→ **Requirement**
Reproduce the entries in full, with no changes.

Records from a collection of figures
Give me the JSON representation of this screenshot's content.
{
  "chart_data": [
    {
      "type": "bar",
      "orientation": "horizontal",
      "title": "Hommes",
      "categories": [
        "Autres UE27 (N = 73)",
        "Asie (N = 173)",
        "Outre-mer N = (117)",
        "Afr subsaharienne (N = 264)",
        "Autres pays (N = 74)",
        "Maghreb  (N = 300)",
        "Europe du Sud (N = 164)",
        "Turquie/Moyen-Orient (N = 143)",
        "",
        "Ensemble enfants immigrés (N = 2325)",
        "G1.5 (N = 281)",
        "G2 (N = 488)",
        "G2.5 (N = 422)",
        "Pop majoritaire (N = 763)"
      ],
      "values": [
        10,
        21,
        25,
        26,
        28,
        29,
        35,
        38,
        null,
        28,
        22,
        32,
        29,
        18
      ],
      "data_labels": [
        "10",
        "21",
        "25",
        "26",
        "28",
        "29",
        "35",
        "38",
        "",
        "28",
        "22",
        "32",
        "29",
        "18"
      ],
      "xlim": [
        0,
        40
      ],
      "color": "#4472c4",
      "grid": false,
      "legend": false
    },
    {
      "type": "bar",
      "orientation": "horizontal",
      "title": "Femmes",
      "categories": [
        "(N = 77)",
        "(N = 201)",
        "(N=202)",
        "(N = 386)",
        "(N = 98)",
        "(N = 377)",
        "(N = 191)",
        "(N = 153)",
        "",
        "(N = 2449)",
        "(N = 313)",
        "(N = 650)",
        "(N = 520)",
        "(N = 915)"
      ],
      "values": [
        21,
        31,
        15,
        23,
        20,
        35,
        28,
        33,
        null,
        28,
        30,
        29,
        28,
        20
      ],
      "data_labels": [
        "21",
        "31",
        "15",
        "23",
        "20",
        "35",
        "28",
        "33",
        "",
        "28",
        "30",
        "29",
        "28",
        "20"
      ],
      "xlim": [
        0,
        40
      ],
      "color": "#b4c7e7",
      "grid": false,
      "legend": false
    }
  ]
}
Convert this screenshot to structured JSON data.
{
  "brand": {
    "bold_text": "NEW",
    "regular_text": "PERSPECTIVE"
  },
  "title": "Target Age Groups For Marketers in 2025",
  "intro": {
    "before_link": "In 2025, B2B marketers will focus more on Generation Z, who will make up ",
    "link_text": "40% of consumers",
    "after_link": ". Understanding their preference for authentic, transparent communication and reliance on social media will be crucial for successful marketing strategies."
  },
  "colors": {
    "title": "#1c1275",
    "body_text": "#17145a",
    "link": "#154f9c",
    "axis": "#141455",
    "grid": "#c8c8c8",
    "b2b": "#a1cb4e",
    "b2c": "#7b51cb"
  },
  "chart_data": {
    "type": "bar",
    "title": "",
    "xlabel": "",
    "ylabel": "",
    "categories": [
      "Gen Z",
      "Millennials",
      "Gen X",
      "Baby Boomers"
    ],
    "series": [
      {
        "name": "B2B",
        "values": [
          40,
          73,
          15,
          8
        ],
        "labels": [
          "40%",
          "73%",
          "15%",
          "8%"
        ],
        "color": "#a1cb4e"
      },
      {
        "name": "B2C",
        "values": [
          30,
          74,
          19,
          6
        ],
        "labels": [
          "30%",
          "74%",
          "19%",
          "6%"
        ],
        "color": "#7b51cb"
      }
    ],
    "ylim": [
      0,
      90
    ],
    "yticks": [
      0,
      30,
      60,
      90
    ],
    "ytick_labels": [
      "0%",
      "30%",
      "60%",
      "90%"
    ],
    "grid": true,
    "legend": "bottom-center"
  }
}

→ **Written reply**
Give me the JSON representation of this screenshot's content.
{
  "chart_data": [
    {
      "type": "bar",
      "orientation": "horizontal",
      "title": "Hommes",
      "categories": [
        "Autres UE27 (N = 73)",
        "Asie (N = 173)",
        "Outre-mer N = (117)",
        "Afr subsaharienne (N = 264)",
        "Autres pays (N = 74)",
        "Maghreb  (N = 300)",
        "Europe du Sud (N = 164)",
        "Turquie/Moyen-Orient (N = 143)",
        "",
        "Ensemble enfants immigrés (N = 2325)",
        "G1.5 (N = 281)",
        "G2 (N = 488)",
        "G2.5 (N = 422)",
        "Pop majoritaire (N = 763)"
      ],
      "values": [
        10,
        21,
        25,
        26,
        28,
        29,
        35,
        38,
        null,
        28,
        22,
        32,
        29,
        18
      ],
      "data_labels": [
        "10",
        "21",
        "25",
        "26",
        "28",
        "29",
        "35",
        "38",
        "",
        "28",
        "22",
        "32",
        "29",
        "18"
      ],
      "xlim": [
        0,
        40
      ],
      "color": "#4472c4",
      "grid": false,
      "legend": false
    },
    {
      "type": "bar",
      "orientation": "horizontal",
      "title": "Femmes",
      "categories": [
        "(N = 77)",
        "(N = 201)",
        "(N=202)",
        "(N = 386)",
        "(N = 98)",
        "(N = 377)",
        "(N = 191)",
        "(N = 153)",
        "",
        "(N = 2449)",
        "(N = 313)",
        "(N = 650)",
        "(N = 520)",
        "(N = 915)"
      ],
      "values": [
        21,
        31,
        15,
        23,
        20,
        35,
        28,
        33,
        null,
        28,
        30,
        29,
        28,
        20
      ],
      "data_labels": [
        "21",
        "31",
        "15",
        "23",
        "20",
        "35",
        "28",
        "33",
        "",
        "28",
        "30",
        "29",
        "28",
        "20"
      ],
      "xlim": [
        0,
        40
      ],
      "color": "#b4c7e7",
      "grid": false,
      "legend": false
    }
  ]
}
Convert this screenshot to structured JSON data.
{
  "brand": {
    "bold_text": "NEW",
    "regular_text": "PERSPECTIVE"
  },
  "title": "Target Age Groups For Marketers in 2025",
  "intro": {
    "before_link": "In 2025, B2B marketers will focus more on Generation Z, who will make up ",
    "link_text": "40% of consumers",
    "after_link": ". Understanding their preference for authentic, transparent communication and reliance on social media will be crucial for successful marketing strategies."
  },
  "colors": {
    "title": "#1c1275",
    "body_text": "#17145a",
    "link": "#154f9c",
    "axis": "#141455",
    "grid": "#c8c8c8",
    "b2b": "#a1cb4e",
    "b2c": "#7b51cb"
  },
  "chart_data": {
    "type": "bar",
    "title": "",
    "xlabel": "",
    "ylabel": "",
    "categories": [
      "Gen Z",
      "Millennials",
      "Gen X",
      "Baby Boomers"
    ],
    "series": [
      {
        "name": "B2B",
        "values": [
          40,
          73,
          15,
          8
        ],
        "labels": [
          "40%",
          "73%",
          "15%",
          "8%"
        ],
        "color": "#a1cb4e"
      },
      {
        "name": "B2C",
        "values": [
          30,
          74,
          19,
          6
        ],
        "labels": [
          "30%",
          "74%",
          "19%",
          "6%"
        ],
        "color": "#7b51cb"
      }
    ],
    "ylim": [
      0,
      90
    ],
    "yticks": [
      0,
      30,
      60,
      90
    ],
    "ytick_labels": [
      "0%",
      "30%",
      "60%",
      "90%"
    ],
    "grid": true,
    "legend": "bottom-center"
  }
}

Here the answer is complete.